__WHAT YOU HAVE TO DO__. Return the material word for word. Do not include pictures.

Stored entries:
- - - - - - -

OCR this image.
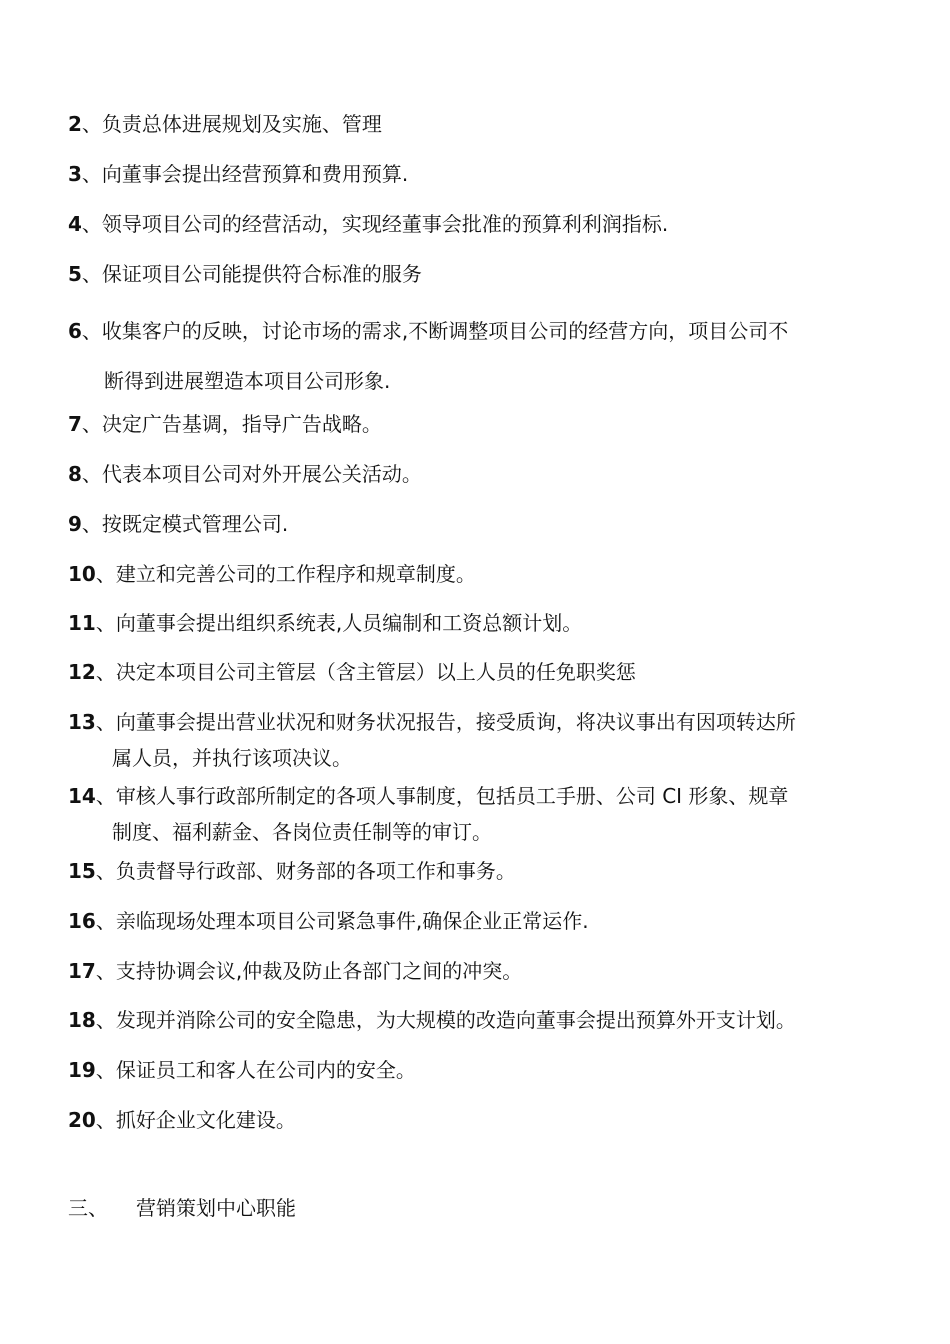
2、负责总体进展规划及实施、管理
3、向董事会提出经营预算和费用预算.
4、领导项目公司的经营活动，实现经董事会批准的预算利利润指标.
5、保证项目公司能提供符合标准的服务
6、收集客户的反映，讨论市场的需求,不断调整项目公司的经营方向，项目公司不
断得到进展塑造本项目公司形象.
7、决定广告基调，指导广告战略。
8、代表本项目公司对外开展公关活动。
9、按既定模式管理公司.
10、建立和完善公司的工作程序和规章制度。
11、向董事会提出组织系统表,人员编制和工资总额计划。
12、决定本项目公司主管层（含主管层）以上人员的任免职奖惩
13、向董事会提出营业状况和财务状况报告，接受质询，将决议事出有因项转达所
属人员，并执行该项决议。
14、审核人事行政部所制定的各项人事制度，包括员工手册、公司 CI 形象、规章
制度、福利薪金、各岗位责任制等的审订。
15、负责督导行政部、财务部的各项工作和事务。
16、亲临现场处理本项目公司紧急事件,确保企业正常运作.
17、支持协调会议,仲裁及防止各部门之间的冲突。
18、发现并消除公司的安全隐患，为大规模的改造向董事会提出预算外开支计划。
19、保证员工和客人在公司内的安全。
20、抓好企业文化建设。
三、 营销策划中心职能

- - - - - - -

__FINISHED ANSWER__.
OCR this image.
2、负责总体进展规划及实施、管理
3、向董事会提出经营预算和费用预算.
4、领导项目公司的经营活动，实现经董事会批准的预算利利润指标.
5、保证项目公司能提供符合标准的服务
6、收集客户的反映，讨论市场的需求,不断调整项目公司的经营方向，项目公司不
断得到进展塑造本项目公司形象.
7、决定广告基调，指导广告战略。
8、代表本项目公司对外开展公关活动。
9、按既定模式管理公司.
10、建立和完善公司的工作程序和规章制度。
11、向董事会提出组织系统表,人员编制和工资总额计划。
12、决定本项目公司主管层（含主管层）以上人员的任免职奖惩
13、向董事会提出营业状况和财务状况报告，接受质询，将决议事出有因项转达所
属人员，并执行该项决议。
14、审核人事行政部所制定的各项人事制度，包括员工手册、公司 CI 形象、规章
制度、福利薪金、各岗位责任制等的审订。
15、负责督导行政部、财务部的各项工作和事务。
16、亲临现场处理本项目公司紧急事件,确保企业正常运作.
17、支持协调会议,仲裁及防止各部门之间的冲突。
18、发现并消除公司的安全隐患，为大规模的改造向董事会提出预算外开支计划。
19、保证员工和客人在公司内的安全。
20、抓好企业文化建设。
三、 营销策划中心职能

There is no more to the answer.